:: Entries supplied

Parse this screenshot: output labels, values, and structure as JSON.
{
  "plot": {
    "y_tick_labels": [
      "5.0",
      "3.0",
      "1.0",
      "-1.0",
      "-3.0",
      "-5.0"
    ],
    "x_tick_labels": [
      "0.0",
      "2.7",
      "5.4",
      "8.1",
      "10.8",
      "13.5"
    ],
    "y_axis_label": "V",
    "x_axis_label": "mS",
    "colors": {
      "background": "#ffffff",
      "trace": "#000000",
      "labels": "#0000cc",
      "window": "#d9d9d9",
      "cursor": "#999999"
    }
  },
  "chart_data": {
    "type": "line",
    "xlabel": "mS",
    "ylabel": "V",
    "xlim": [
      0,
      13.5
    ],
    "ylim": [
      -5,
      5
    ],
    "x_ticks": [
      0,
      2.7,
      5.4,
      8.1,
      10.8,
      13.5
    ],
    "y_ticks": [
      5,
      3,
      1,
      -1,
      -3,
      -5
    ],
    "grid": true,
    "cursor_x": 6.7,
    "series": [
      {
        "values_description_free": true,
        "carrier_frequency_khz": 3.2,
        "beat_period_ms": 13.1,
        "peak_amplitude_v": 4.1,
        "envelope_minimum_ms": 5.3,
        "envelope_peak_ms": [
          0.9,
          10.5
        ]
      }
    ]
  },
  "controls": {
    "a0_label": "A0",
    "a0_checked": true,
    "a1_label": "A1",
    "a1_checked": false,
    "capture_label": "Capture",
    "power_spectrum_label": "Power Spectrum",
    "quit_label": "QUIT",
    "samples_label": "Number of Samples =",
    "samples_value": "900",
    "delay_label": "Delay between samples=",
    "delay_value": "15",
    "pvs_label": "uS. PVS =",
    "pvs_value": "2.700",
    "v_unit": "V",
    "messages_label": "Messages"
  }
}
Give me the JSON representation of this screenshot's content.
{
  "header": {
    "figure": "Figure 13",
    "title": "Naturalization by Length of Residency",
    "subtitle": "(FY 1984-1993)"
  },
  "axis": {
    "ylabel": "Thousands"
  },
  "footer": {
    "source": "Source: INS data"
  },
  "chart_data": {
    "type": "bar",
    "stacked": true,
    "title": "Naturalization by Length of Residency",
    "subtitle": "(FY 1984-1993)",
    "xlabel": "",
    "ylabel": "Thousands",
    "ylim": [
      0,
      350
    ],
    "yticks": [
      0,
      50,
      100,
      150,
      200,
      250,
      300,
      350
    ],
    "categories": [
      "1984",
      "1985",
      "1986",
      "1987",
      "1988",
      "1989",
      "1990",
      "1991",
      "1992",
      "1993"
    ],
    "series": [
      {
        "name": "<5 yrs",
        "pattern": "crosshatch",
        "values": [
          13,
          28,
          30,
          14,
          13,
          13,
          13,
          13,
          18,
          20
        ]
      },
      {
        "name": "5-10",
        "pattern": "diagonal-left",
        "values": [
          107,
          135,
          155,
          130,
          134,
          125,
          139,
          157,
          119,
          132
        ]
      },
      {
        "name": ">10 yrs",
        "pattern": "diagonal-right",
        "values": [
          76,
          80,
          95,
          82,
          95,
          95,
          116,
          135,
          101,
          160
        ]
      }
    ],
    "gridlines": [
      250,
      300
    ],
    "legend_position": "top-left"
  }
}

::::

◆ Exercise prompt ◆
Write out every entry above, word for word.

◆ Finished exercise ◆
Parse this screenshot: output labels, values, and structure as JSON.
{
  "plot": {
    "y_tick_labels": [
      "5.0",
      "3.0",
      "1.0",
      "-1.0",
      "-3.0",
      "-5.0"
    ],
    "x_tick_labels": [
      "0.0",
      "2.7",
      "5.4",
      "8.1",
      "10.8",
      "13.5"
    ],
    "y_axis_label": "V",
    "x_axis_label": "mS",
    "colors": {
      "background": "#ffffff",
      "trace": "#000000",
      "labels": "#0000cc",
      "window": "#d9d9d9",
      "cursor": "#999999"
    }
  },
  "chart_data": {
    "type": "line",
    "xlabel": "mS",
    "ylabel": "V",
    "xlim": [
      0,
      13.5
    ],
    "ylim": [
      -5,
      5
    ],
    "x_ticks": [
      0,
      2.7,
      5.4,
      8.1,
      10.8,
      13.5
    ],
    "y_ticks": [
      5,
      3,
      1,
      -1,
      -3,
      -5
    ],
    "grid": true,
    "cursor_x": 6.7,
    "series": [
      {
        "values_description_free": true,
        "carrier_frequency_khz": 3.2,
        "beat_period_ms": 13.1,
        "peak_amplitude_v": 4.1,
        "envelope_minimum_ms": 5.3,
        "envelope_peak_ms": [
          0.9,
          10.5
        ]
      }
    ]
  },
  "controls": {
    "a0_label": "A0",
    "a0_checked": true,
    "a1_label": "A1",
    "a1_checked": false,
    "capture_label": "Capture",
    "power_spectrum_label": "Power Spectrum",
    "quit_label": "QUIT",
    "samples_label": "Number of Samples =",
    "samples_value": "900",
    "delay_label": "Delay between samples=",
    "delay_value": "15",
    "pvs_label": "uS. PVS =",
    "pvs_value": "2.700",
    "v_unit": "V",
    "messages_label": "Messages"
  }
}
Give me the JSON representation of this screenshot's content.
{
  "header": {
    "figure": "Figure 13",
    "title": "Naturalization by Length of Residency",
    "subtitle": "(FY 1984-1993)"
  },
  "axis": {
    "ylabel": "Thousands"
  },
  "footer": {
    "source": "Source: INS data"
  },
  "chart_data": {
    "type": "bar",
    "stacked": true,
    "title": "Naturalization by Length of Residency",
    "subtitle": "(FY 1984-1993)",
    "xlabel": "",
    "ylabel": "Thousands",
    "ylim": [
      0,
      350
    ],
    "yticks": [
      0,
      50,
      100,
      150,
      200,
      250,
      300,
      350
    ],
    "categories": [
      "1984",
      "1985",
      "1986",
      "1987",
      "1988",
      "1989",
      "1990",
      "1991",
      "1992",
      "1993"
    ],
    "series": [
      {
        "name": "<5 yrs",
        "pattern": "crosshatch",
        "values": [
          13,
          28,
          30,
          14,
          13,
          13,
          13,
          13,
          18,
          20
        ]
      },
      {
        "name": "5-10",
        "pattern": "diagonal-left",
        "values": [
          107,
          135,
          155,
          130,
          134,
          125,
          139,
          157,
          119,
          132
        ]
      },
      {
        "name": ">10 yrs",
        "pattern": "diagonal-right",
        "values": [
          76,
          80,
          95,
          82,
          95,
          95,
          116,
          135,
          101,
          160
        ]
      }
    ],
    "gridlines": [
      250,
      300
    ],
    "legend_position": "top-left"
  }
}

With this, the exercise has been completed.